== What to do ==
Where does the string "bekdev" appear? Copy every line of the entries below that holds it.

== Records shown ==
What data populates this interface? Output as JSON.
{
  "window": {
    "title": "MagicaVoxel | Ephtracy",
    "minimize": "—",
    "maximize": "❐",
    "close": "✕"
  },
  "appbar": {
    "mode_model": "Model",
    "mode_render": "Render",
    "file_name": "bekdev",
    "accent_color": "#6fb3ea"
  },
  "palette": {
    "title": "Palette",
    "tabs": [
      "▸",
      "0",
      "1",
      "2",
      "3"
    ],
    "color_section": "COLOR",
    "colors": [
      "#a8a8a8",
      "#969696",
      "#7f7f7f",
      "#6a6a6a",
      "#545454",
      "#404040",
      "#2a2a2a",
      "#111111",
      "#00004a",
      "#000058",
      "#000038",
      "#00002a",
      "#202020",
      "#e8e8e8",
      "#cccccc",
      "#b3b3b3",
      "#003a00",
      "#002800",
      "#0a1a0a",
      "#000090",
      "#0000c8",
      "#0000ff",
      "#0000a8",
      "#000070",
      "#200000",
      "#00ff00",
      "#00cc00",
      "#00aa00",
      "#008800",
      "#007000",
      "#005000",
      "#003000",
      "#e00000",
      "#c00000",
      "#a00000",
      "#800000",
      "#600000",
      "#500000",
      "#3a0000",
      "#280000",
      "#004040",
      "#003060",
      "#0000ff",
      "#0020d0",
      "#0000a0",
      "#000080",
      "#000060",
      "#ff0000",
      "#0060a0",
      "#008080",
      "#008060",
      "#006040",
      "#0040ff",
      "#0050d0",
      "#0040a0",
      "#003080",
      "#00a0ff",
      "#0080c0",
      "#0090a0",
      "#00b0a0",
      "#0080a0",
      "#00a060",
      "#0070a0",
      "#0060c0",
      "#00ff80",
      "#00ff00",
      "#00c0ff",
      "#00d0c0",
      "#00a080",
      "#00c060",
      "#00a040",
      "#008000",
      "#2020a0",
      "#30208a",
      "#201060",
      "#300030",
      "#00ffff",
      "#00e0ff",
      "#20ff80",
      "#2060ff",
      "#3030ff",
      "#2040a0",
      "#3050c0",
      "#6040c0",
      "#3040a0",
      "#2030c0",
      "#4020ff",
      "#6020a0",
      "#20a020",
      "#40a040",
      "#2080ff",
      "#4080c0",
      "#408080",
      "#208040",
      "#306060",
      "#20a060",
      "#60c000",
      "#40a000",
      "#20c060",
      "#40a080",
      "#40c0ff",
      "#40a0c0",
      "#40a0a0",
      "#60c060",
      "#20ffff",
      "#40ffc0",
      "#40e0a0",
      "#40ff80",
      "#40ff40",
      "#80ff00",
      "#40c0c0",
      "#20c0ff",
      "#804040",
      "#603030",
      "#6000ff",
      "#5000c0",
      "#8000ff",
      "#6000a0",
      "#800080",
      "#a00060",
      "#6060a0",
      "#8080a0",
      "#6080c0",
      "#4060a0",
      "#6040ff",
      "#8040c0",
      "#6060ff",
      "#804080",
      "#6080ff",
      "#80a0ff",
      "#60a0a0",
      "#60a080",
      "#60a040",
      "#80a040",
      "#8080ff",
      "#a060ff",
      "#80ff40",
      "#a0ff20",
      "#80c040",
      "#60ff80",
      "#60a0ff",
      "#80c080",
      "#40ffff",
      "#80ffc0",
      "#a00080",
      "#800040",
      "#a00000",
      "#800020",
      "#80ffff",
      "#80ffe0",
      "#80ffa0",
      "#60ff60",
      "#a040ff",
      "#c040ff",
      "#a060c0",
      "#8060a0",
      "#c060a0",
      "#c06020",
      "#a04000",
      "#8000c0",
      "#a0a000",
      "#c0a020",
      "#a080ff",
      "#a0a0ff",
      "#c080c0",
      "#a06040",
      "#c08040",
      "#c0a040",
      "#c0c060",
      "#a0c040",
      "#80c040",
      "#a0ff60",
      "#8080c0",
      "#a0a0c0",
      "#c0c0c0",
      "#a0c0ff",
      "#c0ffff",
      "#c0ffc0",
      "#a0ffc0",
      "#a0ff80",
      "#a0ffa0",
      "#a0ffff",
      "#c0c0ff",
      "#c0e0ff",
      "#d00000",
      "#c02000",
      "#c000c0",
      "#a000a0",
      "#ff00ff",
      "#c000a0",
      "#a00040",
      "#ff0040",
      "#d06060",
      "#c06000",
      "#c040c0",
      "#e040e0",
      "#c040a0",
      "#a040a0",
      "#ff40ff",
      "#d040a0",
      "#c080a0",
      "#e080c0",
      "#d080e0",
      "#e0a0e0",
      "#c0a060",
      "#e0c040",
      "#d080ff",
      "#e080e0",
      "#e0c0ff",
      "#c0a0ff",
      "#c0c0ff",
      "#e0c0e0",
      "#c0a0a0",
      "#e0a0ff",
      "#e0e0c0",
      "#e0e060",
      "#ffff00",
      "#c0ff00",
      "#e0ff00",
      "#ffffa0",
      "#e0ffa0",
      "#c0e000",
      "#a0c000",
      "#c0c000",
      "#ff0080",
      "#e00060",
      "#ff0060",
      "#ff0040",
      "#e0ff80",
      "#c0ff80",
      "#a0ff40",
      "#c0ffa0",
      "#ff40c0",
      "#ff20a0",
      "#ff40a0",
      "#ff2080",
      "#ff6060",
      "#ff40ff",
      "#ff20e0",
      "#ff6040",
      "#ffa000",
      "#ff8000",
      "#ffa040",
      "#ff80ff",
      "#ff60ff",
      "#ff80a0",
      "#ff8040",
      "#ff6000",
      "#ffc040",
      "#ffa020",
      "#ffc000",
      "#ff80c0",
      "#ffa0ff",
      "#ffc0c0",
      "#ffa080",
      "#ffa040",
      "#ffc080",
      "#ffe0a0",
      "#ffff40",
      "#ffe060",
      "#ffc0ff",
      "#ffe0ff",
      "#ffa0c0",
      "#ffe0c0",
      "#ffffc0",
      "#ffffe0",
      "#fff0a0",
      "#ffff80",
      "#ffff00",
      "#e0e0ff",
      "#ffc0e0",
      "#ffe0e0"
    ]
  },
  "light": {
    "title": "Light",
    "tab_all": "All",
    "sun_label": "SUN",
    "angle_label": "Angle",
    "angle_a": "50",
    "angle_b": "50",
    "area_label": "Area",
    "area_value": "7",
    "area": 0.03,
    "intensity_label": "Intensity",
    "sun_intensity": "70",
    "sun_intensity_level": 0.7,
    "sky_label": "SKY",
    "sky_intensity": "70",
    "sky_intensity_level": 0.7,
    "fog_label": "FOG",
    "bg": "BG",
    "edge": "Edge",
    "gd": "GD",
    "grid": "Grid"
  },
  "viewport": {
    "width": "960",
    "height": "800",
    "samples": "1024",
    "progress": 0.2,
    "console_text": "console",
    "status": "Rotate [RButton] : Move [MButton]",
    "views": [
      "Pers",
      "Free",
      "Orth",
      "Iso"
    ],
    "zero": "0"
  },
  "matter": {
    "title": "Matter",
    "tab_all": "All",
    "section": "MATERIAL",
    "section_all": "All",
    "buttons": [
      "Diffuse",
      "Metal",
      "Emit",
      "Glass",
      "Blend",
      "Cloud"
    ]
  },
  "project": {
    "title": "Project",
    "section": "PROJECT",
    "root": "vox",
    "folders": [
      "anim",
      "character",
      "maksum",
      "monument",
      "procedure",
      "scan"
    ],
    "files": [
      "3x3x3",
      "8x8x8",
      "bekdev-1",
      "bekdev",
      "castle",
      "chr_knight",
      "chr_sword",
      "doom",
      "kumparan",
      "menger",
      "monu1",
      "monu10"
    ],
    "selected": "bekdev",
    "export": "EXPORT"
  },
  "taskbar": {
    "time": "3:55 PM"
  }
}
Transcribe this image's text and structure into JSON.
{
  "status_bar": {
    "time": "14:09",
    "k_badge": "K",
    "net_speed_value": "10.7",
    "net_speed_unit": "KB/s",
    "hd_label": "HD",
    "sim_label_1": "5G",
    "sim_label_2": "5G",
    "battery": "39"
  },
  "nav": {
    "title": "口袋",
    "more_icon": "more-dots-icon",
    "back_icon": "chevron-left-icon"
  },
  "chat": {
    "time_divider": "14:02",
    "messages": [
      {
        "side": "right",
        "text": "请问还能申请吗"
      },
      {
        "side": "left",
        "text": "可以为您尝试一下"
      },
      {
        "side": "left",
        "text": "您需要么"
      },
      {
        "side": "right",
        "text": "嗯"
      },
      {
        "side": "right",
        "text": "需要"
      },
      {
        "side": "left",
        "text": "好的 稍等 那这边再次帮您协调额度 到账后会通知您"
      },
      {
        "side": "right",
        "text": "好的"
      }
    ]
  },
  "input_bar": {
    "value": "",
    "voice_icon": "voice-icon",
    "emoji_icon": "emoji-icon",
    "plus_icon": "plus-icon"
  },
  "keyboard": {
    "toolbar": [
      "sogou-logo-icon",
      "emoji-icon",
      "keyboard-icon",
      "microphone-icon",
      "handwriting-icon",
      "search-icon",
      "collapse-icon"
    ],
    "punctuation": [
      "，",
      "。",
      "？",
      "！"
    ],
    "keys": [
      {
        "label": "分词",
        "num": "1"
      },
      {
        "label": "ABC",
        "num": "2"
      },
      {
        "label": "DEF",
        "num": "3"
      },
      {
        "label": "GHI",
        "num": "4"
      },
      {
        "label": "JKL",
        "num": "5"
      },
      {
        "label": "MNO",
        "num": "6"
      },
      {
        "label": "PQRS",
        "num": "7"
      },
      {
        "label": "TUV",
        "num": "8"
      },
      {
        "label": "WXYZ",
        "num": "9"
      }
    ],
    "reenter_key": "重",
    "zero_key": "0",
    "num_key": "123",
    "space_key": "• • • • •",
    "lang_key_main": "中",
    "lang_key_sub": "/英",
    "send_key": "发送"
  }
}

== Answer below ==
    "file_name": "bekdev",
      "bekdev-1",
      "bekdev",
    "selected": "bekdev",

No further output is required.